### Data shown
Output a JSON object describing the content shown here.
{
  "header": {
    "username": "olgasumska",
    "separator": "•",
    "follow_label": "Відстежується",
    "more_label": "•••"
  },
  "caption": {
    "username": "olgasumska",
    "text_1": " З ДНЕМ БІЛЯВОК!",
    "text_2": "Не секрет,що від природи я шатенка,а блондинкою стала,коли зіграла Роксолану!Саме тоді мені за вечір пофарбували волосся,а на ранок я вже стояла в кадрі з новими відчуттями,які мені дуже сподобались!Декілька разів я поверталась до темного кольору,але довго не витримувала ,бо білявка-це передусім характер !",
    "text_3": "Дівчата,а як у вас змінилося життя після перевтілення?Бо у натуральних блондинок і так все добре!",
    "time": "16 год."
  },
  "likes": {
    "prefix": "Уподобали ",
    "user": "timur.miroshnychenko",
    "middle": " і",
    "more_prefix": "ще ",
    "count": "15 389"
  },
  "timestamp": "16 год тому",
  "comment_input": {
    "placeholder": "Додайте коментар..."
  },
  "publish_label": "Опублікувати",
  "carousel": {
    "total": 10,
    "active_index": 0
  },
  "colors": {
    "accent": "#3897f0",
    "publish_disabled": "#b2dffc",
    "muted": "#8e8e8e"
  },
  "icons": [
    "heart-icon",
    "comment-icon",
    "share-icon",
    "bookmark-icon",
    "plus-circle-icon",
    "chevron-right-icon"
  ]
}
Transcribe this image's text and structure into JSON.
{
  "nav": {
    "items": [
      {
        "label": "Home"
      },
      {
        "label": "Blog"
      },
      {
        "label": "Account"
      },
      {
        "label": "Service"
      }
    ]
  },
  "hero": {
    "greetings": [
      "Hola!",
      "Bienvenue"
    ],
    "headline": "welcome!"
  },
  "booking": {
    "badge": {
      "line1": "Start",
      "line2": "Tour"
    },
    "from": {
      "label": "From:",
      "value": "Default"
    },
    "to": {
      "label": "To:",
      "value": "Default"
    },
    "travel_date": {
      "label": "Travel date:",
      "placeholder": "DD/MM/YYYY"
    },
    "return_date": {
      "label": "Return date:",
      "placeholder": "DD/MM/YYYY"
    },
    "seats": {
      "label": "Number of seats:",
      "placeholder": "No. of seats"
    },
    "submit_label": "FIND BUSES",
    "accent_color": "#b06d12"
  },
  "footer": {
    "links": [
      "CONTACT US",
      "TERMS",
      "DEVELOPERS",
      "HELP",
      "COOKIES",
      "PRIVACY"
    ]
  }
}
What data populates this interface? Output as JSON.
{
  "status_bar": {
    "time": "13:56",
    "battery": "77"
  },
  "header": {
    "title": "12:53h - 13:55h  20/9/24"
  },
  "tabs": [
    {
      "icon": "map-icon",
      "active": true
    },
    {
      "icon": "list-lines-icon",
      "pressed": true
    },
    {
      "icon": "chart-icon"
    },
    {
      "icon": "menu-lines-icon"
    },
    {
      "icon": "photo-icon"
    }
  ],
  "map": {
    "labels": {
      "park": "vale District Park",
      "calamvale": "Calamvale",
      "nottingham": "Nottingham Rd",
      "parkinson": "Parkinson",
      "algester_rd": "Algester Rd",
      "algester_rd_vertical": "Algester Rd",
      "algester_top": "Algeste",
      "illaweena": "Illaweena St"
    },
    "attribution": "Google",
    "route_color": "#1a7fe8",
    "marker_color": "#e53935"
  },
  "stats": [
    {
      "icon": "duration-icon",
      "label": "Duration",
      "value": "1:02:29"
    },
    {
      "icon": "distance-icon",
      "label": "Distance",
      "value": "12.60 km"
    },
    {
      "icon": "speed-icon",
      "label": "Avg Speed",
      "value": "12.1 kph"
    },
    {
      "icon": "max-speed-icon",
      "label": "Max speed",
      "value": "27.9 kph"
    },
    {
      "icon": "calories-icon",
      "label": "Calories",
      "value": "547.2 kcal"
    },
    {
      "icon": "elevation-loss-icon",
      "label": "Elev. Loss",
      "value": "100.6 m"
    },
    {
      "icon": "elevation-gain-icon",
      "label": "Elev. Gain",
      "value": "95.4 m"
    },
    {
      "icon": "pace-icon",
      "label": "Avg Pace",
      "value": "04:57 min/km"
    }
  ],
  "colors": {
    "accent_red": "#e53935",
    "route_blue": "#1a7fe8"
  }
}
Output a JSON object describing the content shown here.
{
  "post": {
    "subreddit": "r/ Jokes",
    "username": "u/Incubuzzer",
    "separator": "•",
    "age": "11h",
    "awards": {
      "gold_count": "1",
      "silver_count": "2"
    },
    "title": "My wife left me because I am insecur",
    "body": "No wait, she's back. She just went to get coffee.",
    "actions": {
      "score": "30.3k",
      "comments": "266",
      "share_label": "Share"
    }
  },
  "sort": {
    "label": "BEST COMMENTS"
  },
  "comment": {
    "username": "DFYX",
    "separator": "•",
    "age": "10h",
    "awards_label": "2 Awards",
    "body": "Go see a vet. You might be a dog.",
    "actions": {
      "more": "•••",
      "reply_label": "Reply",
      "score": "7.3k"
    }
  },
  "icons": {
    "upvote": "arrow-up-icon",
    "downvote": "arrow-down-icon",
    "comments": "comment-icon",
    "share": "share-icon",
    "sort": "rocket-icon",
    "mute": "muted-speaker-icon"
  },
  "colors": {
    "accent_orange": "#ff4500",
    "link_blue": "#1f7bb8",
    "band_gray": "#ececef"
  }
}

### Objective
All the entries above need to be reproduced exactly.

### Worked solution
Output a JSON object describing the content shown here.
{
  "header": {
    "username": "olgasumska",
    "separator": "•",
    "follow_label": "Відстежується",
    "more_label": "•••"
  },
  "caption": {
    "username": "olgasumska",
    "text_1": " З ДНЕМ БІЛЯВОК!",
    "text_2": "Не секрет,що від природи я шатенка,а блондинкою стала,коли зіграла Роксолану!Саме тоді мені за вечір пофарбували волосся,а на ранок я вже стояла в кадрі з новими відчуттями,які мені дуже сподобались!Декілька разів я поверталась до темного кольору,але довго не витримувала ,бо білявка-це передусім характер !",
    "text_3": "Дівчата,а як у вас змінилося життя після перевтілення?Бо у натуральних блондинок і так все добре!",
    "time": "16 год."
  },
  "likes": {
    "prefix": "Уподобали ",
    "user": "timur.miroshnychenko",
    "middle": " і",
    "more_prefix": "ще ",
    "count": "15 389"
  },
  "timestamp": "16 год тому",
  "comment_input": {
    "placeholder": "Додайте коментар..."
  },
  "publish_label": "Опублікувати",
  "carousel": {
    "total": 10,
    "active_index": 0
  },
  "colors": {
    "accent": "#3897f0",
    "publish_disabled": "#b2dffc",
    "muted": "#8e8e8e"
  },
  "icons": [
    "heart-icon",
    "comment-icon",
    "share-icon",
    "bookmark-icon",
    "plus-circle-icon",
    "chevron-right-icon"
  ]
}
Transcribe this image's text and structure into JSON.
{
  "nav": {
    "items": [
      {
        "label": "Home"
      },
      {
        "label": "Blog"
      },
      {
        "label": "Account"
      },
      {
        "label": "Service"
      }
    ]
  },
  "hero": {
    "greetings": [
      "Hola!",
      "Bienvenue"
    ],
    "headline": "welcome!"
  },
  "booking": {
    "badge": {
      "line1": "Start",
      "line2": "Tour"
    },
    "from": {
      "label": "From:",
      "value": "Default"
    },
    "to": {
      "label": "To:",
      "value": "Default"
    },
    "travel_date": {
      "label": "Travel date:",
      "placeholder": "DD/MM/YYYY"
    },
    "return_date": {
      "label": "Return date:",
      "placeholder": "DD/MM/YYYY"
    },
    "seats": {
      "label": "Number of seats:",
      "placeholder": "No. of seats"
    },
    "submit_label": "FIND BUSES",
    "accent_color": "#b06d12"
  },
  "footer": {
    "links": [
      "CONTACT US",
      "TERMS",
      "DEVELOPERS",
      "HELP",
      "COOKIES",
      "PRIVACY"
    ]
  }
}
What data populates this interface? Output as JSON.
{
  "status_bar": {
    "time": "13:56",
    "battery": "77"
  },
  "header": {
    "title": "12:53h - 13:55h  20/9/24"
  },
  "tabs": [
    {
      "icon": "map-icon",
      "active": true
    },
    {
      "icon": "list-lines-icon",
      "pressed": true
    },
    {
      "icon": "chart-icon"
    },
    {
      "icon": "menu-lines-icon"
    },
    {
      "icon": "photo-icon"
    }
  ],
  "map": {
    "labels": {
      "park": "vale District Park",
      "calamvale": "Calamvale",
      "nottingham": "Nottingham Rd",
      "parkinson": "Parkinson",
      "algester_rd": "Algester Rd",
      "algester_rd_vertical": "Algester Rd",
      "algester_top": "Algeste",
      "illaweena": "Illaweena St"
    },
    "attribution": "Google",
    "route_color": "#1a7fe8",
    "marker_color": "#e53935"
  },
  "stats": [
    {
      "icon": "duration-icon",
      "label": "Duration",
      "value": "1:02:29"
    },
    {
      "icon": "distance-icon",
      "label": "Distance",
      "value": "12.60 km"
    },
    {
      "icon": "speed-icon",
      "label": "Avg Speed",
      "value": "12.1 kph"
    },
    {
      "icon": "max-speed-icon",
      "label": "Max speed",
      "value": "27.9 kph"
    },
    {
      "icon": "calories-icon",
      "label": "Calories",
      "value": "547.2 kcal"
    },
    {
      "icon": "elevation-loss-icon",
      "label": "Elev. Loss",
      "value": "100.6 m"
    },
    {
      "icon": "elevation-gain-icon",
      "label": "Elev. Gain",
      "value": "95.4 m"
    },
    {
      "icon": "pace-icon",
      "label": "Avg Pace",
      "value": "04:57 min/km"
    }
  ],
  "colors": {
    "accent_red": "#e53935",
    "route_blue": "#1a7fe8"
  }
}
Output a JSON object describing the content shown here.
{
  "post": {
    "subreddit": "r/ Jokes",
    "username": "u/Incubuzzer",
    "separator": "•",
    "age": "11h",
    "awards": {
      "gold_count": "1",
      "silver_count": "2"
    },
    "title": "My wife left me because I am insecur",
    "body": "No wait, she's back. She just went to get coffee.",
    "actions": {
      "score": "30.3k",
      "comments": "266",
      "share_label": "Share"
    }
  },
  "sort": {
    "label": "BEST COMMENTS"
  },
  "comment": {
    "username": "DFYX",
    "separator": "•",
    "age": "10h",
    "awards_label": "2 Awards",
    "body": "Go see a vet. You might be a dog.",
    "actions": {
      "more": "•••",
      "reply_label": "Reply",
      "score": "7.3k"
    }
  },
  "icons": {
    "upvote": "arrow-up-icon",
    "downvote": "arrow-down-icon",
    "comments": "comment-icon",
    "share": "share-icon",
    "sort": "rocket-icon",
    "mute": "muted-speaker-icon"
  },
  "colors": {
    "accent_orange": "#ff4500",
    "link_blue": "#1f7bb8",
    "band_gray": "#ececef"
  }
}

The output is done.